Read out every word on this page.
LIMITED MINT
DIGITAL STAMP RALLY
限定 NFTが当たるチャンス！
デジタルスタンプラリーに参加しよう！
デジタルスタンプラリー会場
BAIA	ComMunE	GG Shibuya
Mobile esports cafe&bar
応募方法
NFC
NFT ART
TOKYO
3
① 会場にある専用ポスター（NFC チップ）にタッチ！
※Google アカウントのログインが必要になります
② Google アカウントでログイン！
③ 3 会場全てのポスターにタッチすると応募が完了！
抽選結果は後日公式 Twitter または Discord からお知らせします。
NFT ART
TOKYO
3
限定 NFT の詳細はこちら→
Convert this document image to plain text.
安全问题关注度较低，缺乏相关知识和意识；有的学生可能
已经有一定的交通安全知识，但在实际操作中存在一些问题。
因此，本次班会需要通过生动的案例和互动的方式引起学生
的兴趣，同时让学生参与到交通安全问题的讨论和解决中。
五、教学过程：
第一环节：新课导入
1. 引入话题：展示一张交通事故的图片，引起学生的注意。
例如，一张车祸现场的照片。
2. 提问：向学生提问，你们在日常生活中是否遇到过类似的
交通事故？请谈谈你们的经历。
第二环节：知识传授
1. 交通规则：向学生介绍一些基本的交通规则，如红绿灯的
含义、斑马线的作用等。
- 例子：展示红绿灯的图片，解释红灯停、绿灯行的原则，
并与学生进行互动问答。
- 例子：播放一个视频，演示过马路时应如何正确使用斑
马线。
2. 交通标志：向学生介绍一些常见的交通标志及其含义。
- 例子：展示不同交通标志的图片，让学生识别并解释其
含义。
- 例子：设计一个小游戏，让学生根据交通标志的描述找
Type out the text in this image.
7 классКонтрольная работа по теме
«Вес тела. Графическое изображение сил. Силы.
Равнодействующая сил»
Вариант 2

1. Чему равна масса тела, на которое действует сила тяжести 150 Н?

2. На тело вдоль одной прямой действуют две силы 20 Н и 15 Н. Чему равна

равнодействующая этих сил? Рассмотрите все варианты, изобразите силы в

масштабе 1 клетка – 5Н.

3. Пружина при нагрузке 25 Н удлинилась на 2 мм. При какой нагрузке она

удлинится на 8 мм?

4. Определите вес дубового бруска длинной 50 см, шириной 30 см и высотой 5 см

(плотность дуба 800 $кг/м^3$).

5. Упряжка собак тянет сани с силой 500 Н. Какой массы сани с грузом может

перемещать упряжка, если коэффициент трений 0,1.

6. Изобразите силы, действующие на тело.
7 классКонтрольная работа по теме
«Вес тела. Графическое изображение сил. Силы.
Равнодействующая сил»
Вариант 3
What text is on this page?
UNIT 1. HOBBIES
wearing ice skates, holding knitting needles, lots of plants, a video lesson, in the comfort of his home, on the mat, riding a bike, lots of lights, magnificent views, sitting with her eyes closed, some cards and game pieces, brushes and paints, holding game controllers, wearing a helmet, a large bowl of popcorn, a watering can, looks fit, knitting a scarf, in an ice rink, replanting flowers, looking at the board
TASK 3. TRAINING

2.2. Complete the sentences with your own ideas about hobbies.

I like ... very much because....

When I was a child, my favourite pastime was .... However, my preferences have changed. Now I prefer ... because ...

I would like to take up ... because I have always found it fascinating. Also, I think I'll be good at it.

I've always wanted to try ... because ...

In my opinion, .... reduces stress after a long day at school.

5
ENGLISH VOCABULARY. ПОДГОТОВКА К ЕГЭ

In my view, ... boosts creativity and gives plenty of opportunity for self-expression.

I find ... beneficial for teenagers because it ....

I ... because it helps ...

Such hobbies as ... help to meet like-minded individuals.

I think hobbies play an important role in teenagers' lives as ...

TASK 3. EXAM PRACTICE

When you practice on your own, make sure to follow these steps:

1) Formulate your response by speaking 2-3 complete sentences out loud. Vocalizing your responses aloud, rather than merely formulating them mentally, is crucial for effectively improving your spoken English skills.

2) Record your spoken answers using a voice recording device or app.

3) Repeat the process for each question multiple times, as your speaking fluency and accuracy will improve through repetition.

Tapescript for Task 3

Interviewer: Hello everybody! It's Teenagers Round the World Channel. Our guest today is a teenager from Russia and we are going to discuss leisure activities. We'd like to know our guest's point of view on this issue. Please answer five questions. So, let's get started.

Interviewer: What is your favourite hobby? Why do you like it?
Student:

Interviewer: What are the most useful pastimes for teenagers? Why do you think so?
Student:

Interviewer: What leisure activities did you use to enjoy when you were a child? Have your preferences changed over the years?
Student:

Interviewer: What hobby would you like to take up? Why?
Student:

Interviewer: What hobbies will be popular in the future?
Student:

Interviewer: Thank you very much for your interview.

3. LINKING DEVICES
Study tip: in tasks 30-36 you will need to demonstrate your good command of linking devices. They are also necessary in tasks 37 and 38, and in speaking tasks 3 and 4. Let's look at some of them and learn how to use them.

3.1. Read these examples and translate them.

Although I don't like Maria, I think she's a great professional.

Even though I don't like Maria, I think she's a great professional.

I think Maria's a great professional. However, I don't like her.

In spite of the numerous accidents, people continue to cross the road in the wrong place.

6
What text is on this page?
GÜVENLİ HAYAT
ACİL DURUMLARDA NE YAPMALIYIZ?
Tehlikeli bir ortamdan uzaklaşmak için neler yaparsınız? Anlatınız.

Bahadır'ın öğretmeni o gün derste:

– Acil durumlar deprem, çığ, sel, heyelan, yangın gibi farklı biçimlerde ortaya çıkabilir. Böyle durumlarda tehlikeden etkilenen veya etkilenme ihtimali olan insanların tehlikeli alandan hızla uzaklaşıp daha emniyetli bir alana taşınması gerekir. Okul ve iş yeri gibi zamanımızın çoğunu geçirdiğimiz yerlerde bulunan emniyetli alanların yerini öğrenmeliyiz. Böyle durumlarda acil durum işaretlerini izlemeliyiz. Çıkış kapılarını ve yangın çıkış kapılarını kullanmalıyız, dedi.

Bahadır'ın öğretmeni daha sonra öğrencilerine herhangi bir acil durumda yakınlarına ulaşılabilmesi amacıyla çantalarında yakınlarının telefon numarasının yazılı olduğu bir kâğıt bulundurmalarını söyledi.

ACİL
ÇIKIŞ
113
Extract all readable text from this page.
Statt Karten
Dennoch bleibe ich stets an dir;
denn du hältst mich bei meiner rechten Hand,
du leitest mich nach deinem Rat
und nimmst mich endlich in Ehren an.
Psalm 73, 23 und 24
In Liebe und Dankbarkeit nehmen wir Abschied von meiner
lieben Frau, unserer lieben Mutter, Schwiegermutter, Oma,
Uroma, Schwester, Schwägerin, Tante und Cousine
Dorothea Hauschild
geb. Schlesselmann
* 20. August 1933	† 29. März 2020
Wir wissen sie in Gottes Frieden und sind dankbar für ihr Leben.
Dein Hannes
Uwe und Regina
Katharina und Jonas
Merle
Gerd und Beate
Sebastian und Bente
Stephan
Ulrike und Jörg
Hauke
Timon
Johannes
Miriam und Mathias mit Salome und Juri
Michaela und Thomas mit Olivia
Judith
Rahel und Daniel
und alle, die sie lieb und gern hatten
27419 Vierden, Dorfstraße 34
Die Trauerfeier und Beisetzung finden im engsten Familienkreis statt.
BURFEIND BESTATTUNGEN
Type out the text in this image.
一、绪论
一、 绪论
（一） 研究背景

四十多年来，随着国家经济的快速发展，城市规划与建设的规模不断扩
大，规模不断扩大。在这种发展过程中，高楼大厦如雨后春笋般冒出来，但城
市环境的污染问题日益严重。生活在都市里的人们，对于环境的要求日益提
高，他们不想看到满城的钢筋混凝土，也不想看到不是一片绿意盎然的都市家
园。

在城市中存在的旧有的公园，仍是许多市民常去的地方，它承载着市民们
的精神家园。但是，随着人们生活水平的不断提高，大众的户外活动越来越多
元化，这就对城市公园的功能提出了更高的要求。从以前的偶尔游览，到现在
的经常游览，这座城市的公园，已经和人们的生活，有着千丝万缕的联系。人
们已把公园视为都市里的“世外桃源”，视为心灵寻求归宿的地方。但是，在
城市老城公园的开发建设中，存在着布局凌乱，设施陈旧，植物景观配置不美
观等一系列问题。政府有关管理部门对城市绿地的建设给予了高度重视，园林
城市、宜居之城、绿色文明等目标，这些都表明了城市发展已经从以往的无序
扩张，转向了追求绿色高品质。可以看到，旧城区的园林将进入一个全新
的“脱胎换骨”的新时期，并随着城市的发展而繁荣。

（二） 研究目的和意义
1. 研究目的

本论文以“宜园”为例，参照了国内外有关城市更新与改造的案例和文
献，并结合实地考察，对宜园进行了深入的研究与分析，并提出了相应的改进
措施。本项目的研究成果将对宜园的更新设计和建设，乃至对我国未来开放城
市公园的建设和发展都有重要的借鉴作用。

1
^^^^
**DIRECTION:**
Quote exactly what appears from the line containing "Extract all readable text from this page." through the final line of the listing above, including both of those lines.

**FULL SOLUTION:**
Extract all readable text from this page.
Statt Karten
Dennoch bleibe ich stets an dir;
denn du hältst mich bei meiner rechten Hand,
du leitest mich nach deinem Rat
und nimmst mich endlich in Ehren an.
Psalm 73, 23 und 24
In Liebe und Dankbarkeit nehmen wir Abschied von meiner
lieben Frau, unserer lieben Mutter, Schwiegermutter, Oma,
Uroma, Schwester, Schwägerin, Tante und Cousine
Dorothea Hauschild
geb. Schlesselmann
* 20. August 1933	† 29. März 2020
Wir wissen sie in Gottes Frieden und sind dankbar für ihr Leben.
Dein Hannes
Uwe und Regina
Katharina und Jonas
Merle
Gerd und Beate
Sebastian und Bente
Stephan
Ulrike und Jörg
Hauke
Timon
Johannes
Miriam und Mathias mit Salome und Juri
Michaela und Thomas mit Olivia
Judith
Rahel und Daniel
und alle, die sie lieb und gern hatten
27419 Vierden, Dorfstraße 34
Die Trauerfeier und Beisetzung finden im engsten Familienkreis statt.
BURFEIND BESTATTUNGEN
Type out the text in this image.
一、绪论
一、 绪论
（一） 研究背景

四十多年来，随着国家经济的快速发展，城市规划与建设的规模不断扩
大，规模不断扩大。在这种发展过程中，高楼大厦如雨后春笋般冒出来，但城
市环境的污染问题日益严重。生活在都市里的人们，对于环境的要求日益提
高，他们不想看到满城的钢筋混凝土，也不想看到不是一片绿意盎然的都市家
园。

在城市中存在的旧有的公园，仍是许多市民常去的地方，它承载着市民们
的精神家园。但是，随着人们生活水平的不断提高，大众的户外活动越来越多
元化，这就对城市公园的功能提出了更高的要求。从以前的偶尔游览，到现在
的经常游览，这座城市的公园，已经和人们的生活，有着千丝万缕的联系。人
们已把公园视为都市里的“世外桃源”，视为心灵寻求归宿的地方。但是，在
城市老城公园的开发建设中，存在着布局凌乱，设施陈旧，植物景观配置不美
观等一系列问题。政府有关管理部门对城市绿地的建设给予了高度重视，园林
城市、宜居之城、绿色文明等目标，这些都表明了城市发展已经从以往的无序
扩张，转向了追求绿色高品质。可以看到，旧城区的园林将进入一个全新
的“脱胎换骨”的新时期，并随着城市的发展而繁荣。

（二） 研究目的和意义
1. 研究目的

本论文以“宜园”为例，参照了国内外有关城市更新与改造的案例和文
献，并结合实地考察，对宜园进行了深入的研究与分析，并提出了相应的改进
措施。本项目的研究成果将对宜园的更新设计和建设，乃至对我国未来开放城
市公园的建设和发展都有重要的借鉴作用。

1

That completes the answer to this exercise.